* **ASSIGNMENT**: Figure out how many lines of the material below contain the word "till". Answer with the number only.
======== INPUT RECORDS ========
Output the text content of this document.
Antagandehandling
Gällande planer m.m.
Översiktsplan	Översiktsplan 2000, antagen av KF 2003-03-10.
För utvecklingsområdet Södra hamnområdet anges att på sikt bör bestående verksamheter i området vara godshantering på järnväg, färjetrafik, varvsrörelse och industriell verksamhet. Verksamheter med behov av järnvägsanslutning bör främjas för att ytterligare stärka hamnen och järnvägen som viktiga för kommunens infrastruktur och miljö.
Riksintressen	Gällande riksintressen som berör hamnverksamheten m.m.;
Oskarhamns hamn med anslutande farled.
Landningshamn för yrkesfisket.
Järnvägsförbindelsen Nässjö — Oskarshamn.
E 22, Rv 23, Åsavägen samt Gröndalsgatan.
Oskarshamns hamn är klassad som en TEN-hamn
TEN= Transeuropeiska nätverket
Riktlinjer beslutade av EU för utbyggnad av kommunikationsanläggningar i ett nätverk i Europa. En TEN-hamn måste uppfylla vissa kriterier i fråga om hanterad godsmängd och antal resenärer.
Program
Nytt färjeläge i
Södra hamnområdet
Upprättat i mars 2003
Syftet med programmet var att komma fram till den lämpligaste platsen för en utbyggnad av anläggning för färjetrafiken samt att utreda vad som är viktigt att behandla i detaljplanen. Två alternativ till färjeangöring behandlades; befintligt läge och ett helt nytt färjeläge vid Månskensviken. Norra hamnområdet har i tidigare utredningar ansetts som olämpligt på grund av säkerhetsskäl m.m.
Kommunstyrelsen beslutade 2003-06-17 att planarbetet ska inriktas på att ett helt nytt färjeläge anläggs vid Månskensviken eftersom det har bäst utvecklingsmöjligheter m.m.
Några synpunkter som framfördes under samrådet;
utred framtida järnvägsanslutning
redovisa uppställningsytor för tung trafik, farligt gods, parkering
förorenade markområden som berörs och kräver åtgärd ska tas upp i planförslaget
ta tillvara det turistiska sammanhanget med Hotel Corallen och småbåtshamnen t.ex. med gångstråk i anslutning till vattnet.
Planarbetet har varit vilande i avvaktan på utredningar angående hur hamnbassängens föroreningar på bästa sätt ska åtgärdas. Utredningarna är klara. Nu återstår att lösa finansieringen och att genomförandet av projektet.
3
========
* **EXERCISE RESULT**: 2